[Dataset records]

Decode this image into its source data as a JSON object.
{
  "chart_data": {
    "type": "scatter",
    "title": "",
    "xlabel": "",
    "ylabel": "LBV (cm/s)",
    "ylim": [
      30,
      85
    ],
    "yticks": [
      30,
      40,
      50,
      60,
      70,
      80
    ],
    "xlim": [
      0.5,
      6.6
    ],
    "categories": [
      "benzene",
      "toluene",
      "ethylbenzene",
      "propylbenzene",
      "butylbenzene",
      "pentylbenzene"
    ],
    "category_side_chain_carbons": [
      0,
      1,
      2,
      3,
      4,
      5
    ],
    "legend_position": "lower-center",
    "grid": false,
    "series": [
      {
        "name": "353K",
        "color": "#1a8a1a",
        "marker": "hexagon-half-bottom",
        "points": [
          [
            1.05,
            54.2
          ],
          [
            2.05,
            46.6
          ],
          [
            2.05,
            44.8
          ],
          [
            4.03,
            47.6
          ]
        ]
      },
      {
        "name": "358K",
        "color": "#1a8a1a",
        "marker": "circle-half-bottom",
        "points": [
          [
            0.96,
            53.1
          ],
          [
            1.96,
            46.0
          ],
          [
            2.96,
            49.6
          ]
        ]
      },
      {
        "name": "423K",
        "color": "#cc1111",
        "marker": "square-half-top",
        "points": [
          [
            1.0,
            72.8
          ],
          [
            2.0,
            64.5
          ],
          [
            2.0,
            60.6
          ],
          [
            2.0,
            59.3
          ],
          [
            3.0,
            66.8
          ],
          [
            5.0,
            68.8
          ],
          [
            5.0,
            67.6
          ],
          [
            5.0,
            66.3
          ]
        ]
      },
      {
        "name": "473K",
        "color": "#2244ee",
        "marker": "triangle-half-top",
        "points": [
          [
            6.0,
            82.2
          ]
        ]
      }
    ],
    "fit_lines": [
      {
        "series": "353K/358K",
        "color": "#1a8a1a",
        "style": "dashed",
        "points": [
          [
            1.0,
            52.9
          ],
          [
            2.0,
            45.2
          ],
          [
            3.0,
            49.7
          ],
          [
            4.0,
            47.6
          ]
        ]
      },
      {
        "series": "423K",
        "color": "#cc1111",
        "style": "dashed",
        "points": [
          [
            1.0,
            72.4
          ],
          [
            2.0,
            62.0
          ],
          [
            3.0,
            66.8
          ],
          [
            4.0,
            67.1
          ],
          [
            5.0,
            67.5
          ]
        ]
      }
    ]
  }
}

● REQUIRED TASK
Transcribe all entries exactly as they are given.

● WRITTEN SOLUTION
Decode this image into its source data as a JSON object.
{
  "chart_data": {
    "type": "scatter",
    "title": "",
    "xlabel": "",
    "ylabel": "LBV (cm/s)",
    "ylim": [
      30,
      85
    ],
    "yticks": [
      30,
      40,
      50,
      60,
      70,
      80
    ],
    "xlim": [
      0.5,
      6.6
    ],
    "categories": [
      "benzene",
      "toluene",
      "ethylbenzene",
      "propylbenzene",
      "butylbenzene",
      "pentylbenzene"
    ],
    "category_side_chain_carbons": [
      0,
      1,
      2,
      3,
      4,
      5
    ],
    "legend_position": "lower-center",
    "grid": false,
    "series": [
      {
        "name": "353K",
        "color": "#1a8a1a",
        "marker": "hexagon-half-bottom",
        "points": [
          [
            1.05,
            54.2
          ],
          [
            2.05,
            46.6
          ],
          [
            2.05,
            44.8
          ],
          [
            4.03,
            47.6
          ]
        ]
      },
      {
        "name": "358K",
        "color": "#1a8a1a",
        "marker": "circle-half-bottom",
        "points": [
          [
            0.96,
            53.1
          ],
          [
            1.96,
            46.0
          ],
          [
            2.96,
            49.6
          ]
        ]
      },
      {
        "name": "423K",
        "color": "#cc1111",
        "marker": "square-half-top",
        "points": [
          [
            1.0,
            72.8
          ],
          [
            2.0,
            64.5
          ],
          [
            2.0,
            60.6
          ],
          [
            2.0,
            59.3
          ],
          [
            3.0,
            66.8
          ],
          [
            5.0,
            68.8
          ],
          [
            5.0,
            67.6
          ],
          [
            5.0,
            66.3
          ]
        ]
      },
      {
        "name": "473K",
        "color": "#2244ee",
        "marker": "triangle-half-top",
        "points": [
          [
            6.0,
            82.2
          ]
        ]
      }
    ],
    "fit_lines": [
      {
        "series": "353K/358K",
        "color": "#1a8a1a",
        "style": "dashed",
        "points": [
          [
            1.0,
            52.9
          ],
          [
            2.0,
            45.2
          ],
          [
            3.0,
            49.7
          ],
          [
            4.0,
            47.6
          ]
        ]
      },
      {
        "series": "423K",
        "color": "#cc1111",
        "style": "dashed",
        "points": [
          [
            1.0,
            72.4
          ],
          [
            2.0,
            62.0
          ],
          [
            3.0,
            66.8
          ],
          [
            4.0,
            67.1
          ],
          [
            5.0,
            67.5
          ]
        ]
      }
    ]
  }
}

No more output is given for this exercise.